• **Problem requirements**: Every line of the data that contains the string "JSON" must be copied.

[Rows from a dataset]
====
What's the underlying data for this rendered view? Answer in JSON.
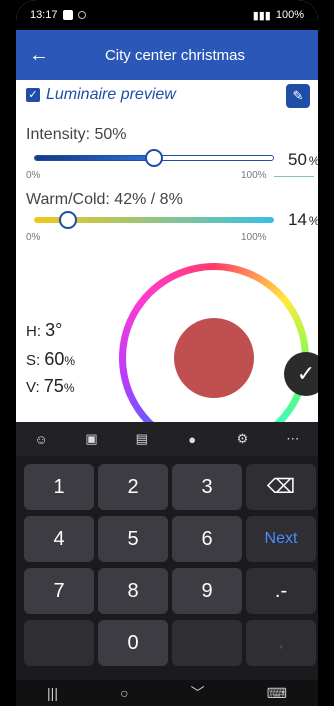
{
  "status_bar": {
    "time": "13:17",
    "battery": "100%"
  },
  "app_bar": {
    "back_icon": "arrow-left-icon",
    "title": "City center christmas"
  },
  "preview": {
    "checked": true,
    "label": "Luminaire preview",
    "edit_icon": "pencil-icon"
  },
  "intensity": {
    "label": "Intensity: 50%",
    "min_label": "0%",
    "max_label": "100%",
    "value": "50",
    "unit": "%",
    "level": 0.5
  },
  "warm_cold": {
    "label": "Warm/Cold: 42% / 8%",
    "min_label": "0%",
    "max_label": "100%",
    "value": "14",
    "unit": "%",
    "level": 0.14
  },
  "hsv": {
    "h_label": "H:",
    "h_value": "3°",
    "s_label": "S:",
    "s_value": "60",
    "s_unit": "%",
    "v_label": "V:",
    "v_value": "75",
    "v_unit": "%"
  },
  "color": {
    "swatch": "#c05050",
    "accent": "#2b58b8"
  },
  "confirm_icon": "checkmark-icon",
  "keyboard_toolbar": [
    "emoji-icon",
    "clipboard-icon",
    "notes-icon",
    "microphone-icon",
    "settings-icon",
    "more-icon"
  ],
  "keys": {
    "row1": [
      "1",
      "2",
      "3",
      "⌫"
    ],
    "row2": [
      "4",
      "5",
      "6",
      "Next"
    ],
    "row3": [
      "7",
      "8",
      "9",
      ".-"
    ],
    "row4": [
      "",
      "0",
      "",
      ","
    ]
  },
  "nav": [
    "recent-apps-icon",
    "home-icon",
    "back-icon",
    "keyboard-icon"
  ]
}
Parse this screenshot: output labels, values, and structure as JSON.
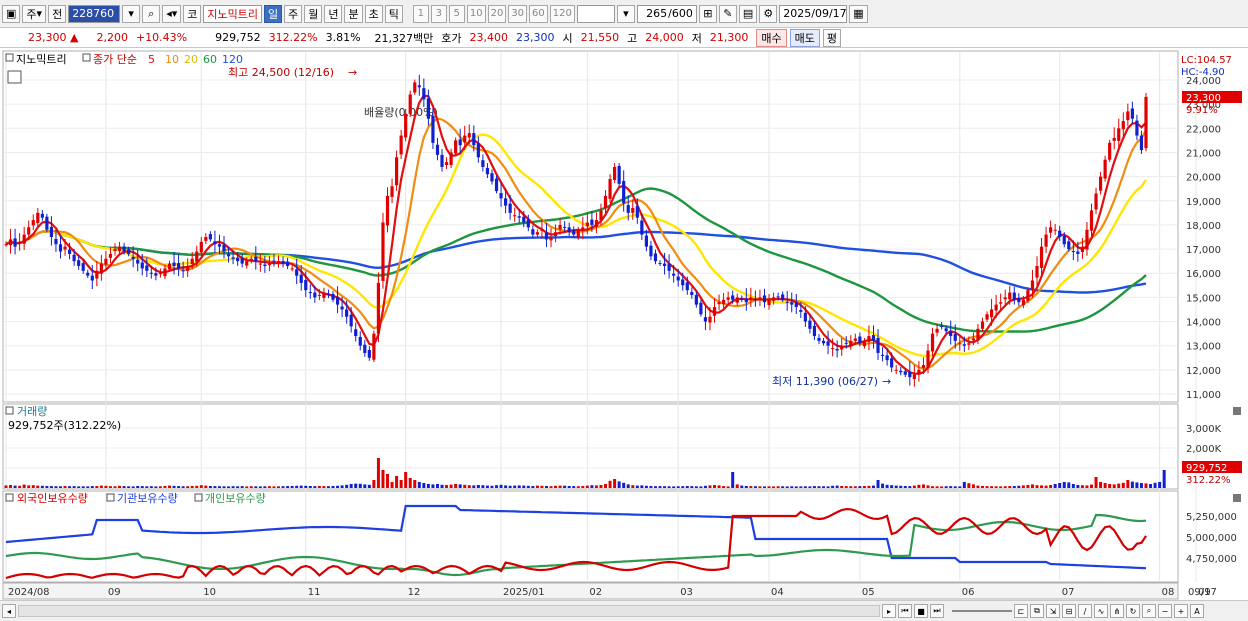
{
  "toolbar": {
    "market_label": "주",
    "prev_label": "전",
    "code": "228760",
    "type_label": "코",
    "stock_name": "지노믹트리",
    "period_tabs": [
      "일",
      "주",
      "월",
      "년",
      "분",
      "초",
      "틱"
    ],
    "active_period": "일",
    "intervals": [
      "1",
      "3",
      "5",
      "10",
      "20",
      "30",
      "60",
      "120"
    ],
    "count": "265",
    "count_total": "/600",
    "date": "2025/09/17"
  },
  "info": {
    "price": "23,300",
    "change": "2,200",
    "change_pct": "+10.43%",
    "volume": "929,752",
    "volume_pct": "312.22%",
    "turnover": "3.81%",
    "amount": "21,327백만",
    "quote_label": "호가",
    "ask": "23,400",
    "bid": "23,300",
    "open_label": "시",
    "open": "21,550",
    "high_label": "고",
    "high": "24,000",
    "low_label": "저",
    "low": "21,300",
    "buy_label": "매수",
    "sell_label": "매도",
    "eval_label": "평"
  },
  "price_panel": {
    "name": "지노믹트리",
    "ma_title": "종가 단순",
    "ma_periods": [
      "5",
      "10",
      "20",
      "60",
      "120"
    ],
    "ma_colors": [
      "#e01010",
      "#f08c10",
      "#ffe600",
      "#1e9640",
      "#2050e0"
    ],
    "high_annotation": "최고 24,500 (12/16)",
    "low_annotation": "최저 11,390 (06/27)",
    "ratio_label": "배율량(0.00%)",
    "lc": "LC:104.57",
    "hc": "HC:-4.90",
    "current_price": "23,300",
    "current_pct": "9.91%",
    "y_ticks": [
      "24,000",
      "23,000",
      "22,000",
      "21,000",
      "20,000",
      "19,000",
      "18,000",
      "17,000",
      "16,000",
      "15,000",
      "14,000",
      "13,000",
      "12,000",
      "11,000"
    ]
  },
  "volume_panel": {
    "title": "거래량",
    "value": "929,752주(312.22%)",
    "y_ticks": [
      "3,000K",
      "2,000K",
      "1,000K"
    ],
    "current": "929,752",
    "current_pct": "312.22%"
  },
  "holdings_panel": {
    "series": [
      "외국인보유수량",
      "기관보유수량",
      "개인보유수량"
    ],
    "colors": [
      "#d40000",
      "#1e40e0",
      "#2e9a50"
    ],
    "y_ticks": [
      "5,250,000",
      "5,000,000",
      "4,750,000"
    ]
  },
  "x_labels": [
    "2024/08",
    "09",
    "10",
    "11",
    "12",
    "2025/01",
    "02",
    "03",
    "04",
    "05",
    "06",
    "07",
    "08",
    "09",
    "09/17"
  ],
  "chart_data": {
    "type": "candlestick",
    "ylim": [
      11000,
      24500
    ],
    "closes": [
      17200,
      17400,
      17100,
      17300,
      17600,
      17900,
      18200,
      18500,
      18300,
      17800,
      17500,
      17200,
      16900,
      17100,
      16800,
      16500,
      16300,
      16100,
      15900,
      15700,
      16100,
      16400,
      16600,
      16800,
      17000,
      17100,
      16900,
      16800,
      16600,
      16400,
      16200,
      16100,
      16000,
      15900,
      16000,
      16200,
      16400,
      16300,
      16200,
      16100,
      16300,
      16600,
      16900,
      17300,
      17500,
      17400,
      17200,
      17100,
      16900,
      16700,
      16600,
      16500,
      16400,
      16500,
      16600,
      16500,
      16400,
      16300,
      16400,
      16500,
      16500,
      16400,
      16300,
      16200,
      15900,
      15600,
      15300,
      15200,
      15000,
      15100,
      15200,
      15100,
      14900,
      14700,
      14500,
      14200,
      13800,
      13400,
      13000,
      12700,
      12500,
      13500,
      15600,
      18100,
      19200,
      19600,
      20800,
      21700,
      22600,
      23400,
      23900,
      23700,
      23200,
      22400,
      21400,
      20900,
      20400,
      20600,
      21000,
      21500,
      21300,
      21700,
      21800,
      21300,
      20800,
      20400,
      20100,
      19800,
      19400,
      19100,
      18800,
      18500,
      18400,
      18300,
      18100,
      17900,
      17600,
      17700,
      17800,
      17400,
      17500,
      17700,
      18000,
      17900,
      17700,
      17600,
      17800,
      17900,
      18100,
      18000,
      18200,
      18600,
      19200,
      19900,
      20400,
      19700,
      18900,
      18500,
      18700,
      18300,
      17600,
      17100,
      16700,
      16500,
      16400,
      16300,
      16100,
      15900,
      15700,
      15500,
      15300,
      15100,
      14700,
      14300,
      14000,
      14200,
      14600,
      14800,
      14900,
      15000,
      14900,
      15000,
      14900,
      14800,
      15000,
      14900,
      15000,
      14800,
      14900,
      15000,
      15000,
      14900,
      14800,
      14700,
      14600,
      14400,
      14000,
      13700,
      13400,
      13200,
      13100,
      13000,
      12900,
      12800,
      13000,
      13100,
      13200,
      13300,
      13100,
      13200,
      13400,
      13200,
      12700,
      12600,
      12400,
      12100,
      12000,
      11900,
      11800,
      11700,
      11800,
      12000,
      12200,
      12800,
      13500,
      13700,
      13800,
      13600,
      13400,
      13200,
      13100,
      13000,
      13100,
      13300,
      13700,
      14000,
      14300,
      14500,
      14700,
      14800,
      15000,
      15200,
      14900,
      14800,
      14900,
      15300,
      15700,
      16300,
      17100,
      17600,
      17900,
      17800,
      17500,
      17200,
      17000,
      16900,
      16800,
      17100,
      17800,
      18600,
      19300,
      20000,
      20700,
      21400,
      21600,
      22000,
      22300,
      22700,
      22400,
      21700,
      21100,
      23300
    ],
    "volume_values": [
      130,
      150,
      120,
      110,
      170,
      130,
      140,
      120,
      110,
      100,
      95,
      90,
      85,
      100,
      90,
      95,
      80,
      85,
      80,
      95,
      100,
      120,
      110,
      90,
      85,
      110,
      95,
      85,
      80,
      100,
      95,
      85,
      90,
      80,
      85,
      100,
      120,
      105,
      95,
      85,
      90,
      100,
      110,
      140,
      120,
      100,
      95,
      90,
      85,
      80,
      90,
      85,
      95,
      80,
      90,
      85,
      80,
      85,
      90,
      80,
      85,
      90,
      95,
      100,
      110,
      120,
      110,
      100,
      95,
      100,
      95,
      90,
      100,
      110,
      130,
      160,
      200,
      220,
      210,
      180,
      160,
      400,
      1500,
      900,
      700,
      300,
      600,
      400,
      800,
      500,
      400,
      300,
      250,
      200,
      180,
      200,
      160,
      150,
      170,
      200,
      180,
      160,
      140,
      130,
      150,
      140,
      120,
      110,
      140,
      160,
      130,
      110,
      120,
      130,
      120,
      110,
      100,
      120,
      110,
      100,
      90,
      110,
      120,
      115,
      100,
      95,
      90,
      100,
      120,
      140,
      130,
      150,
      200,
      360,
      450,
      330,
      260,
      180,
      140,
      120,
      130,
      110,
      100,
      90,
      95,
      90,
      85,
      80,
      85,
      90,
      100,
      95,
      85,
      80,
      110,
      130,
      150,
      130,
      95,
      80,
      800,
      180,
      120,
      100,
      95,
      90,
      85,
      80,
      85,
      80,
      90,
      85,
      80,
      85,
      80,
      80,
      85,
      80,
      95,
      90,
      85,
      80,
      110,
      120,
      100,
      95,
      90,
      85,
      95,
      100,
      110,
      120,
      400,
      220,
      160,
      140,
      120,
      110,
      100,
      95,
      120,
      160,
      180,
      130,
      90,
      85,
      80,
      90,
      95,
      85,
      80,
      300,
      240,
      180,
      120,
      100,
      95,
      90,
      85,
      80,
      90,
      95,
      100,
      110,
      130,
      150,
      180,
      140,
      130,
      120,
      150,
      200,
      250,
      300,
      280,
      200,
      150,
      140,
      130,
      170,
      550,
      300,
      250,
      200,
      180,
      220,
      260,
      400,
      320,
      280,
      250,
      230,
      200,
      260,
      300,
      900
    ]
  }
}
====
• **Answer to this task**:
What's the underlying data for this rendered view? Answer in JSON.
Parse this screenshot: output labels, values, and structure as JSON.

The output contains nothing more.